**What to work on**: In full and without alteration, give the listing again.

═════ Records for this task

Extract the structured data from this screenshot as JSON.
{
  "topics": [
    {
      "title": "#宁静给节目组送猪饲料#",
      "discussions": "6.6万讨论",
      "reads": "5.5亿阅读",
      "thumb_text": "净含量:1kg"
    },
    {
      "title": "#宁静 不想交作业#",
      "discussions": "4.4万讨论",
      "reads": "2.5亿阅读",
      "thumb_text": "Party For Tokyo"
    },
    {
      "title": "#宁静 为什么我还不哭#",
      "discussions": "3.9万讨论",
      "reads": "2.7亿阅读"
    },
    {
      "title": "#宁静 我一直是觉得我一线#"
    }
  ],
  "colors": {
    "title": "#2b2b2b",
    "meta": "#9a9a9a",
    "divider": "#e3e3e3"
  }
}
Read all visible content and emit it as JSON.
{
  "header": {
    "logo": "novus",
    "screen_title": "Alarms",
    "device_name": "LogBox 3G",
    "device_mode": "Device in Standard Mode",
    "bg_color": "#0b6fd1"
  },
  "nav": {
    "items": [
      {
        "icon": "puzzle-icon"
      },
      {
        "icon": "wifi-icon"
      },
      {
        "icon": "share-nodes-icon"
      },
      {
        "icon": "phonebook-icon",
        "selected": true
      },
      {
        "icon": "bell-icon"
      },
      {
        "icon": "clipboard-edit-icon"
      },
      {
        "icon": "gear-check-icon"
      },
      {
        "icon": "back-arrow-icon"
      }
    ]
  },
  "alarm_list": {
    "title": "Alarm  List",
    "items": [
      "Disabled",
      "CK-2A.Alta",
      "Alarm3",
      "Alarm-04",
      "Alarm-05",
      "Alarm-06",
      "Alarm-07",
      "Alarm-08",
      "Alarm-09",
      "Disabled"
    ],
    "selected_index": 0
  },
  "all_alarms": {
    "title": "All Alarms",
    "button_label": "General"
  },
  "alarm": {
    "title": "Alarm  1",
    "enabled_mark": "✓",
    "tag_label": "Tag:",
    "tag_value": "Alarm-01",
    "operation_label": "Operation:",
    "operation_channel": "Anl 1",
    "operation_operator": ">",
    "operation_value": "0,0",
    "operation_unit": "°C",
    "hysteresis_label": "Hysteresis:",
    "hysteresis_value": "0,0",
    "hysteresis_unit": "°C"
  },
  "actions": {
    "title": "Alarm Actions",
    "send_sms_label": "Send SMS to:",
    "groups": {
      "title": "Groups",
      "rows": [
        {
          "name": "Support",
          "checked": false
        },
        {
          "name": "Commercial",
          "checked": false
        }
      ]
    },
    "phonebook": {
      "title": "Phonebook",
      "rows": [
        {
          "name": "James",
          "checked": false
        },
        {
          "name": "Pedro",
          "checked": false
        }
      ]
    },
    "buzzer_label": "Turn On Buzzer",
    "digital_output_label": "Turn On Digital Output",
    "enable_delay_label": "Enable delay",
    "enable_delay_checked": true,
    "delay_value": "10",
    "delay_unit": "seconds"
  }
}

══════════

**Exercise solution**:
Extract the structured data from this screenshot as JSON.
{
  "topics": [
    {
      "title": "#宁静给节目组送猪饲料#",
      "discussions": "6.6万讨论",
      "reads": "5.5亿阅读",
      "thumb_text": "净含量:1kg"
    },
    {
      "title": "#宁静 不想交作业#",
      "discussions": "4.4万讨论",
      "reads": "2.5亿阅读",
      "thumb_text": "Party For Tokyo"
    },
    {
      "title": "#宁静 为什么我还不哭#",
      "discussions": "3.9万讨论",
      "reads": "2.7亿阅读"
    },
    {
      "title": "#宁静 我一直是觉得我一线#"
    }
  ],
  "colors": {
    "title": "#2b2b2b",
    "meta": "#9a9a9a",
    "divider": "#e3e3e3"
  }
}
Read all visible content and emit it as JSON.
{
  "header": {
    "logo": "novus",
    "screen_title": "Alarms",
    "device_name": "LogBox 3G",
    "device_mode": "Device in Standard Mode",
    "bg_color": "#0b6fd1"
  },
  "nav": {
    "items": [
      {
        "icon": "puzzle-icon"
      },
      {
        "icon": "wifi-icon"
      },
      {
        "icon": "share-nodes-icon"
      },
      {
        "icon": "phonebook-icon",
        "selected": true
      },
      {
        "icon": "bell-icon"
      },
      {
        "icon": "clipboard-edit-icon"
      },
      {
        "icon": "gear-check-icon"
      },
      {
        "icon": "back-arrow-icon"
      }
    ]
  },
  "alarm_list": {
    "title": "Alarm  List",
    "items": [
      "Disabled",
      "CK-2A.Alta",
      "Alarm3",
      "Alarm-04",
      "Alarm-05",
      "Alarm-06",
      "Alarm-07",
      "Alarm-08",
      "Alarm-09",
      "Disabled"
    ],
    "selected_index": 0
  },
  "all_alarms": {
    "title": "All Alarms",
    "button_label": "General"
  },
  "alarm": {
    "title": "Alarm  1",
    "enabled_mark": "✓",
    "tag_label": "Tag:",
    "tag_value": "Alarm-01",
    "operation_label": "Operation:",
    "operation_channel": "Anl 1",
    "operation_operator": ">",
    "operation_value": "0,0",
    "operation_unit": "°C",
    "hysteresis_label": "Hysteresis:",
    "hysteresis_value": "0,0",
    "hysteresis_unit": "°C"
  },
  "actions": {
    "title": "Alarm Actions",
    "send_sms_label": "Send SMS to:",
    "groups": {
      "title": "Groups",
      "rows": [
        {
          "name": "Support",
          "checked": false
        },
        {
          "name": "Commercial",
          "checked": false
        }
      ]
    },
    "phonebook": {
      "title": "Phonebook",
      "rows": [
        {
          "name": "James",
          "checked": false
        },
        {
          "name": "Pedro",
          "checked": false
        }
      ]
    },
    "buzzer_label": "Turn On Buzzer",
    "digital_output_label": "Turn On Digital Output",
    "enable_delay_label": "Enable delay",
    "enable_delay_checked": true,
    "delay_value": "10",
    "delay_unit": "seconds"
  }
}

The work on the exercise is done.